Directive — Exact reproduction of the data is required, with images excluded.

Records for this exercise —
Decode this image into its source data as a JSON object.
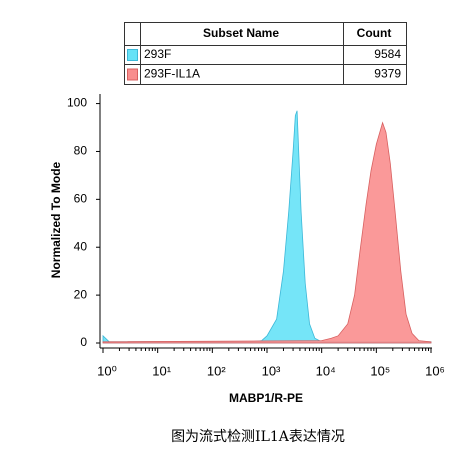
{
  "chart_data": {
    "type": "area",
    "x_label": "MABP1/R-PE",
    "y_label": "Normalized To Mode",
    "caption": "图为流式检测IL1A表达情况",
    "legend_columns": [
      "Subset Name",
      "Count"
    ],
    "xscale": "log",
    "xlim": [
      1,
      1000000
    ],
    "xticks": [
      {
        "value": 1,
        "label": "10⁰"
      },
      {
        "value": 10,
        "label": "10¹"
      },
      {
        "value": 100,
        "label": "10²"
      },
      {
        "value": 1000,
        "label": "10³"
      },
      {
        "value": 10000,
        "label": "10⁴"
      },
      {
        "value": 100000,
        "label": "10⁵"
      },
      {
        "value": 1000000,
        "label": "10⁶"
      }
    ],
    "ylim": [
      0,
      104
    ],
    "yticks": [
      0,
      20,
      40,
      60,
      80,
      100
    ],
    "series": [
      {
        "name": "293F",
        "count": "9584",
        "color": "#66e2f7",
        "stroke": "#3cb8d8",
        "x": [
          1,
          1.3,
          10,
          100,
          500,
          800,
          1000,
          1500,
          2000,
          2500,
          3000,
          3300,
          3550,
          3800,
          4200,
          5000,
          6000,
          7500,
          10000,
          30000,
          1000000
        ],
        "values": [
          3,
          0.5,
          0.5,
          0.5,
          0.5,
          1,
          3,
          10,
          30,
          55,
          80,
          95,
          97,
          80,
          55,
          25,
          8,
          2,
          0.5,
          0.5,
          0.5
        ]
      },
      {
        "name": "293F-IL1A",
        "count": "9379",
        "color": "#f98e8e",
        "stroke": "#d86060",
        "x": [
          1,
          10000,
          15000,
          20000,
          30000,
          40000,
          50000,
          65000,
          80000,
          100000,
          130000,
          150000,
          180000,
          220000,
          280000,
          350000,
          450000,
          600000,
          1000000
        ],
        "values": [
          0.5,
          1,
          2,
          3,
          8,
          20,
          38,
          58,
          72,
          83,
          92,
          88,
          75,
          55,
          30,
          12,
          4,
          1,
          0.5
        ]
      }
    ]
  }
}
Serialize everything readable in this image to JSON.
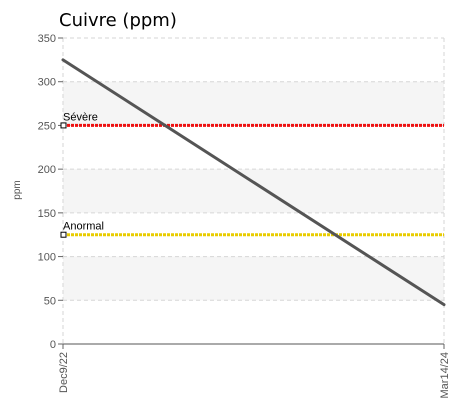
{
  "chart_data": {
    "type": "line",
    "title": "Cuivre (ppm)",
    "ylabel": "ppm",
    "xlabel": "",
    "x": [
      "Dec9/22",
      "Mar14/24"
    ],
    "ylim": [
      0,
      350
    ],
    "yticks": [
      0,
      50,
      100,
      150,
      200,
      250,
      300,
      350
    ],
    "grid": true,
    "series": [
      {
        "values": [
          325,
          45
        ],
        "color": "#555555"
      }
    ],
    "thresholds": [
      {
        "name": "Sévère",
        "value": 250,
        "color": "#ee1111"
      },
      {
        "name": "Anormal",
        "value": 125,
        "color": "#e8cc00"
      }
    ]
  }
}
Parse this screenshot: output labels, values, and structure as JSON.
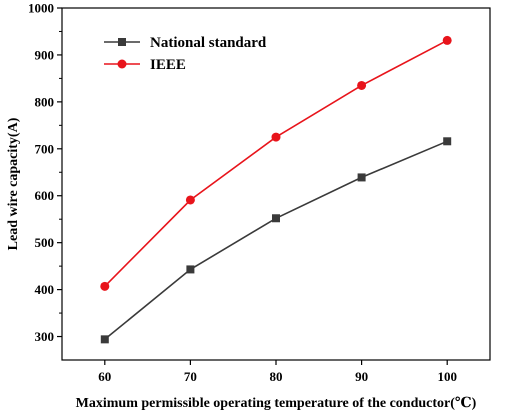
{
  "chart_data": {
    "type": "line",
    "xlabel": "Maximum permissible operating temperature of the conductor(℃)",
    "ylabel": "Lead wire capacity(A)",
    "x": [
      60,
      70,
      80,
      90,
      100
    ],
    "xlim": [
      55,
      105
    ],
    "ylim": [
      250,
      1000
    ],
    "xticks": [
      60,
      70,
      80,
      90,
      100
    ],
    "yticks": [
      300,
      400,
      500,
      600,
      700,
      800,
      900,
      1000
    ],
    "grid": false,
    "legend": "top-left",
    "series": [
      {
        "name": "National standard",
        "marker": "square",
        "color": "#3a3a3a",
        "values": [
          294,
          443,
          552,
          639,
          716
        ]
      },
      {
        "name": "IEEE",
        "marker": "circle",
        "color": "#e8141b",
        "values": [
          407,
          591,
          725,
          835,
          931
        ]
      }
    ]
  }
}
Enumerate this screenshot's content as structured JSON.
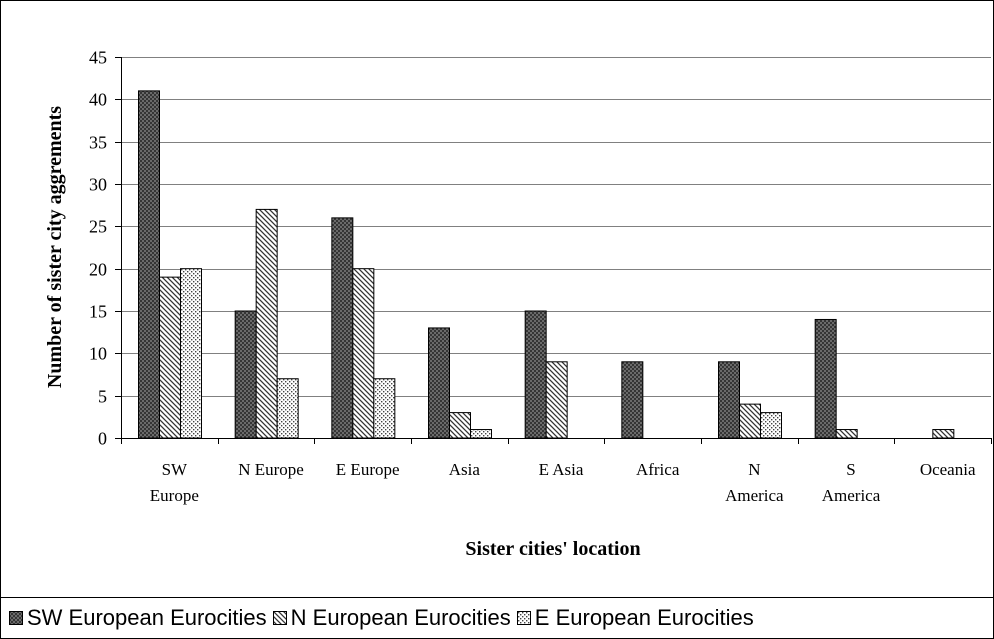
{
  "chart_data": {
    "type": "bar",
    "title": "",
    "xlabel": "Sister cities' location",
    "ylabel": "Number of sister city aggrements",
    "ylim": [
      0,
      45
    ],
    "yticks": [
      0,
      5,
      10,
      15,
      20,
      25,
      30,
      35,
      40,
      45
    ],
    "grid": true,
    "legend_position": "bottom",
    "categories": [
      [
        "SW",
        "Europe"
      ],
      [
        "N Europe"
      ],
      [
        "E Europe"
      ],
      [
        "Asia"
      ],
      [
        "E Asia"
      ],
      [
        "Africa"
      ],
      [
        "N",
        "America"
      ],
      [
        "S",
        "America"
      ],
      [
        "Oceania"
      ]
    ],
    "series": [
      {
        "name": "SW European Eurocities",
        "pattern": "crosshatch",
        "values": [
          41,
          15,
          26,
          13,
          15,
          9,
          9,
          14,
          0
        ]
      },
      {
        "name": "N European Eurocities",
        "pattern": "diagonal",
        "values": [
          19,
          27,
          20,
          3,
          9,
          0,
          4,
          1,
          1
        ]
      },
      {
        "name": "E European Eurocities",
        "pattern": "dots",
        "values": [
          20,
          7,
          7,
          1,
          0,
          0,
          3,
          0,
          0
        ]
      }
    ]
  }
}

Correct output —
Decode this image into its source data as a JSON object.
{
  "chart_data": {
    "type": "area",
    "x_label": "MABP1/R-PE",
    "y_label": "Normalized To Mode",
    "caption": "图为流式检测IL1A表达情况",
    "legend_columns": [
      "Subset Name",
      "Count"
    ],
    "xscale": "log",
    "xlim": [
      1,
      1000000
    ],
    "xticks": [
      {
        "value": 1,
        "label": "10⁰"
      },
      {
        "value": 10,
        "label": "10¹"
      },
      {
        "value": 100,
        "label": "10²"
      },
      {
        "value": 1000,
        "label": "10³"
      },
      {
        "value": 10000,
        "label": "10⁴"
      },
      {
        "value": 100000,
        "label": "10⁵"
      },
      {
        "value": 1000000,
        "label": "10⁶"
      }
    ],
    "ylim": [
      0,
      104
    ],
    "yticks": [
      0,
      20,
      40,
      60,
      80,
      100
    ],
    "series": [
      {
        "name": "293F",
        "count": "9584",
        "color": "#66e2f7",
        "stroke": "#3cb8d8",
        "x": [
          1,
          1.3,
          10,
          100,
          500,
          800,
          1000,
          1500,
          2000,
          2500,
          3000,
          3300,
          3550,
          3800,
          4200,
          5000,
          6000,
          7500,
          10000,
          30000,
          1000000
        ],
        "values": [
          3,
          0.5,
          0.5,
          0.5,
          0.5,
          1,
          3,
          10,
          30,
          55,
          80,
          95,
          97,
          80,
          55,
          25,
          8,
          2,
          0.5,
          0.5,
          0.5
        ]
      },
      {
        "name": "293F-IL1A",
        "count": "9379",
        "color": "#f98e8e",
        "stroke": "#d86060",
        "x": [
          1,
          10000,
          15000,
          20000,
          30000,
          40000,
          50000,
          65000,
          80000,
          100000,
          130000,
          150000,
          180000,
          220000,
          280000,
          350000,
          450000,
          600000,
          1000000
        ],
        "values": [
          0.5,
          1,
          2,
          3,
          8,
          20,
          38,
          58,
          72,
          83,
          92,
          88,
          75,
          55,
          30,
          12,
          4,
          1,
          0.5
        ]
      }
    ]
  }
}
Serialize everything readable in this image to JSON.
{
  "chart_data": {
    "type": "line",
    "title": "Cuivre (ppm)",
    "ylabel": "ppm",
    "xlabel": "",
    "x": [
      "Dec9/22",
      "Mar14/24"
    ],
    "ylim": [
      0,
      350
    ],
    "yticks": [
      0,
      50,
      100,
      150,
      200,
      250,
      300,
      350
    ],
    "grid": true,
    "series": [
      {
        "values": [
          325,
          45
        ],
        "color": "#555555"
      }
    ],
    "thresholds": [
      {
        "name": "Sévère",
        "value": 250,
        "color": "#ee1111"
      },
      {
        "name": "Anormal",
        "value": 125,
        "color": "#e8cc00"
      }
    ]
  }
}
Parse this screenshot: output labels, values, and structure as JSON.
{
  "chart_data": {
    "type": "line",
    "xlabel": "Maximum permissible operating temperature of the conductor(℃)",
    "ylabel": "Lead wire capacity(A)",
    "x": [
      60,
      70,
      80,
      90,
      100
    ],
    "xlim": [
      55,
      105
    ],
    "ylim": [
      250,
      1000
    ],
    "xticks": [
      60,
      70,
      80,
      90,
      100
    ],
    "yticks": [
      300,
      400,
      500,
      600,
      700,
      800,
      900,
      1000
    ],
    "grid": false,
    "legend": "top-left",
    "series": [
      {
        "name": "National standard",
        "marker": "square",
        "color": "#3a3a3a",
        "values": [
          294,
          443,
          552,
          639,
          716
        ]
      },
      {
        "name": "IEEE",
        "marker": "circle",
        "color": "#e8141b",
        "values": [
          407,
          591,
          725,
          835,
          931
        ]
      }
    ]
  }
}
Enumerate this screenshot's content as structured JSON.
{
  "chart_data": {
    "type": "bar",
    "title": "",
    "xlabel": "Sister cities' location",
    "ylabel": "Number of sister city aggrements",
    "ylim": [
      0,
      45
    ],
    "yticks": [
      0,
      5,
      10,
      15,
      20,
      25,
      30,
      35,
      40,
      45
    ],
    "grid": true,
    "legend_position": "bottom",
    "categories": [
      [
        "SW",
        "Europe"
      ],
      [
        "N Europe"
      ],
      [
        "E Europe"
      ],
      [
        "Asia"
      ],
      [
        "E Asia"
      ],
      [
        "Africa"
      ],
      [
        "N",
        "America"
      ],
      [
        "S",
        "America"
      ],
      [
        "Oceania"
      ]
    ],
    "series": [
      {
        "name": "SW European Eurocities",
        "pattern": "crosshatch",
        "values": [
          41,
          15,
          26,
          13,
          15,
          9,
          9,
          14,
          0
        ]
      },
      {
        "name": "N European Eurocities",
        "pattern": "diagonal",
        "values": [
          19,
          27,
          20,
          3,
          9,
          0,
          4,
          1,
          1
        ]
      },
      {
        "name": "E European Eurocities",
        "pattern": "dots",
        "values": [
          20,
          7,
          7,
          1,
          0,
          0,
          3,
          0,
          0
        ]
      }
    ]
  }
}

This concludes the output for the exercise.